**BRIEF 1**
Copy the passage about Aunt Pauline's flying word for word, in full.

**SUPPLIED PASSAGE**
::::::
As a young boy growing up in the hills of Kentucky, I heard many stories about my Aunt Pauline, but saw her only a few times. After the war in 1946, she flew home and landed her two-seat Cessna on a dirt strip in a river bottom. One Sunday afternoon, she took courageous family members, one at a time, on their “first” plane ride. She took me up and we circled over our farm, and what a thrill it was for a 12-year-old country boy.
Every few years, she flew her plane home again to see the family, and then in 1998, I went to Corpus Christi to see her. I drove down Glasson Drive to the airport and stopped at my aunt’s hanger, which had space for an office, classroom and room for her two airplanes. She was 88 then and busy as a bee teaching her students to fly and organizing the Air Race Classic.
Pauline flew many times in the Powder Puff Derby, an air race for women, later named the Air Race Classic. The competitors zigzag across country making five stops where their times are recorded to determine the placement of each pilot. She emphasized that knowing how to fly in all kinds of weather is critical. During two of the races, Pauline had to ditch her plane due to mechanical problems, one in the desert in New Mexico, which took all day for her rescue. She flew all over the U.S., Alaska and flew in several races to Cuba, before Castro. She met and had dinner with Amelia Earhart, who, in 1929, organized the “Ninety-Nines,” a flying club for women, which Pauline joined in 1938.
As I listened to her fascinating stories, I mentioned that it was rather remarkable someone her age could be flying and teaching flying. She let me know emphatically that it was nothing extraordinary. “Who says I’m too old to fly?” Aging was of little concern to her.
::::::
**LISTED RECORDS**
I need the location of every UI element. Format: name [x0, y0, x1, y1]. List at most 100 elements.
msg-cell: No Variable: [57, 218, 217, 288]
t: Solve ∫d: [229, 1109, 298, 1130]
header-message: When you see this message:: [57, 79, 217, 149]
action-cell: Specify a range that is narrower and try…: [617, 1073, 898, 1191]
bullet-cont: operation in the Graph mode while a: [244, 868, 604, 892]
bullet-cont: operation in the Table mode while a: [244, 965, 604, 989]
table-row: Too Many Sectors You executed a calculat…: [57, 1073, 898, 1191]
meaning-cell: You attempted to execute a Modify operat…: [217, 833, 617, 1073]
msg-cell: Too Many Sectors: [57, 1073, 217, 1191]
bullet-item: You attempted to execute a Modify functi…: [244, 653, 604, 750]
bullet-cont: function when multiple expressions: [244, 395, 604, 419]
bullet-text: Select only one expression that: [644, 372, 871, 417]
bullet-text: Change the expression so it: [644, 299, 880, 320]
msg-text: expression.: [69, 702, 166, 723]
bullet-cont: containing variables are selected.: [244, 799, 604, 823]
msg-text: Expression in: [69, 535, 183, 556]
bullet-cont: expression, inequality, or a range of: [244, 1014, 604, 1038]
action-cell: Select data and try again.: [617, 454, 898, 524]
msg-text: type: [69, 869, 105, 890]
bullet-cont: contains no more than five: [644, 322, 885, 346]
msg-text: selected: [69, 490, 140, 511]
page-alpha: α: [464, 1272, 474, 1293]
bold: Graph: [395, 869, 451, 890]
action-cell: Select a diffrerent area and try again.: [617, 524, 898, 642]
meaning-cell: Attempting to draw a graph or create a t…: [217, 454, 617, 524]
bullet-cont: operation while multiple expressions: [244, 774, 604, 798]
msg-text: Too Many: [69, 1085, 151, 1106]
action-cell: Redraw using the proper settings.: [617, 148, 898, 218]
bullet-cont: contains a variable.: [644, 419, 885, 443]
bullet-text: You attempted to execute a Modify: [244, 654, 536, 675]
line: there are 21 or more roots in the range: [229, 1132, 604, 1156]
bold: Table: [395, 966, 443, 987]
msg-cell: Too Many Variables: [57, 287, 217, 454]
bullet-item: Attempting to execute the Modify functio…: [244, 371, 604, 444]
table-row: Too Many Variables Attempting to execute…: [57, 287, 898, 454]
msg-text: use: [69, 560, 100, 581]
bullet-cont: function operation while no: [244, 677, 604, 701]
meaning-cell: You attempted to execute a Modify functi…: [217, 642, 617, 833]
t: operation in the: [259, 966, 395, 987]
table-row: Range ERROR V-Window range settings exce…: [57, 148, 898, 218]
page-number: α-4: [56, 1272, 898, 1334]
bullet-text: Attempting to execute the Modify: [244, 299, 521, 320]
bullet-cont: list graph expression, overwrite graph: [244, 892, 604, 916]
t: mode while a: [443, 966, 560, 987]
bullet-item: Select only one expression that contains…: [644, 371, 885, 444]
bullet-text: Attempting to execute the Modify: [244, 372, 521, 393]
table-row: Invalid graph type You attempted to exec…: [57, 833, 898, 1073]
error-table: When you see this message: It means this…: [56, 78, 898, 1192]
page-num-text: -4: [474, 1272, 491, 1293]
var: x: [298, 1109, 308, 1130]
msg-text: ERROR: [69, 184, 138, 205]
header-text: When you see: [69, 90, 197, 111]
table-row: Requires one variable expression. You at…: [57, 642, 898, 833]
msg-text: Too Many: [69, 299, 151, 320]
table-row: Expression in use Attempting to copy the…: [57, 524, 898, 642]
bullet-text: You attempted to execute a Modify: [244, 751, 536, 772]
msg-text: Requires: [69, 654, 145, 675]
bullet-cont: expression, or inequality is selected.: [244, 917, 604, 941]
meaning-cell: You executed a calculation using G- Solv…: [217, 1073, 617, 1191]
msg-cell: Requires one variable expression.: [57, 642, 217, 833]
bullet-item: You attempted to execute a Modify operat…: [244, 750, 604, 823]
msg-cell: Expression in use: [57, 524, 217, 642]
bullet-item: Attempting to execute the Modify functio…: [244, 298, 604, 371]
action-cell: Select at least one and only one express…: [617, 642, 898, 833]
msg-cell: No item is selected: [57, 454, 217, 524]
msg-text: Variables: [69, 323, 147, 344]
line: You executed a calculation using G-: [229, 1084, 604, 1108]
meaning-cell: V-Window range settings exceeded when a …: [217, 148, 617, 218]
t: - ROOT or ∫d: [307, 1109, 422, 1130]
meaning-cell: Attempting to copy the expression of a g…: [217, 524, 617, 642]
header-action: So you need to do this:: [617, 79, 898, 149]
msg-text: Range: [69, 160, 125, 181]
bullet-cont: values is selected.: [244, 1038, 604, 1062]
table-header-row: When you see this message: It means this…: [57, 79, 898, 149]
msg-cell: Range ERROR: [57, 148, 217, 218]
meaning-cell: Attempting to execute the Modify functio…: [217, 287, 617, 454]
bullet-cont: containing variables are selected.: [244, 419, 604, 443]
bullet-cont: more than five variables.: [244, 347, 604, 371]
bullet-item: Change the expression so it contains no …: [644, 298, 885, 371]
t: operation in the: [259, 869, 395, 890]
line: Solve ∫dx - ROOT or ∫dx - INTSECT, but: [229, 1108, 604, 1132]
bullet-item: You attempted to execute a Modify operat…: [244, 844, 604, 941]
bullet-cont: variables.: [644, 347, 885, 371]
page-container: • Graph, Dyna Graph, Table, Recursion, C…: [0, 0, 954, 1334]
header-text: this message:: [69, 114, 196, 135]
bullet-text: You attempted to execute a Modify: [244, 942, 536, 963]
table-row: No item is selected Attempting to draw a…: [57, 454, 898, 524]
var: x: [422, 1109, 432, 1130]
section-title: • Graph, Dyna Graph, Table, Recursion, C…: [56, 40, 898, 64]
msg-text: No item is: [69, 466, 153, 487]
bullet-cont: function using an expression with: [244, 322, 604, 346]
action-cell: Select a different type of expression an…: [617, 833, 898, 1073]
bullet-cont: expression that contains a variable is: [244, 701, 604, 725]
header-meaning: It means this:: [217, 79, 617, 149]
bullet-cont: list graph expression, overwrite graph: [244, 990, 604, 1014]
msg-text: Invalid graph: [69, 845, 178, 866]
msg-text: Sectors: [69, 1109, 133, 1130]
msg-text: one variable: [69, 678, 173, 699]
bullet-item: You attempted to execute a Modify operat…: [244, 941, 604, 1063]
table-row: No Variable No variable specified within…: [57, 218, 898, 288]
::::::
**BRIEF 2**
Repeat the records exactly, from their first line through the line containing "msg-text: expression.: [69, 702, 166, 723]", inclusive.

**REPLY 1**
As a young boy growing up in the hills of Kentucky, I heard many stories about my Aunt Pauline, but saw her only a few times. After the war in 1946, she flew home and landed her two-seat Cessna on a dirt strip in a river bottom. One Sunday afternoon, she took courageous family members, one at a time, on their “first” plane ride. She took me up and we circled over our farm, and what a thrill it was for a 12-year-old country boy.
Every few years, she flew her plane home again to see the family, and then in 1998, I went to Corpus Christi to see her. I drove down Glasson Drive to the airport and stopped at my aunt’s hanger, which had space for an office, classroom and room for her two airplanes. She was 88 then and busy as a bee teaching her students to fly and organizing the Air Race Classic.
Pauline flew many times in the Powder Puff Derby, an air race for women, later named the Air Race Classic. The competitors zigzag across country making five stops where their times are recorded to determine the placement of each pilot. She emphasized that knowing how to fly in all kinds of weather is critical. During two of the races, Pauline had to ditch her plane due to mechanical problems, one in the desert in New Mexico, which took all day for her rescue. She flew all over the U.S., Alaska and flew in several races to Cuba, before Castro. She met and had dinner with Amelia Earhart, who, in 1929, organized the “Ninety-Nines,” a flying club for women, which Pauline joined in 1938.
As I listened to her fascinating stories, I mentioned that it was rather remarkable someone her age could be flying and teaching flying. She let me know emphatically that it was nothing extraordinary. “Who says I’m too old to fly?” Aging was of little concern to her.

**REPLY 2**
I need the location of every UI element. Format: name [x0, y0, x1, y1]. List at most 100 elements.
msg-cell: No Variable: [57, 218, 217, 288]
t: Solve ∫d: [229, 1109, 298, 1130]
header-message: When you see this message:: [57, 79, 217, 149]
action-cell: Specify a range that is narrower and try…: [617, 1073, 898, 1191]
bullet-cont: operation in the Graph mode while a: [244, 868, 604, 892]
bullet-cont: operation in the Table mode while a: [244, 965, 604, 989]
table-row: Too Many Sectors You executed a calculat…: [57, 1073, 898, 1191]
meaning-cell: You attempted to execute a Modify operat…: [217, 833, 617, 1073]
msg-cell: Too Many Sectors: [57, 1073, 217, 1191]
bullet-item: You attempted to execute a Modify functi…: [244, 653, 604, 750]
bullet-cont: function when multiple expressions: [244, 395, 604, 419]
bullet-text: Select only one expression that: [644, 372, 871, 417]
bullet-text: Change the expression so it: [644, 299, 880, 320]
msg-text: expression.: [69, 702, 166, 723]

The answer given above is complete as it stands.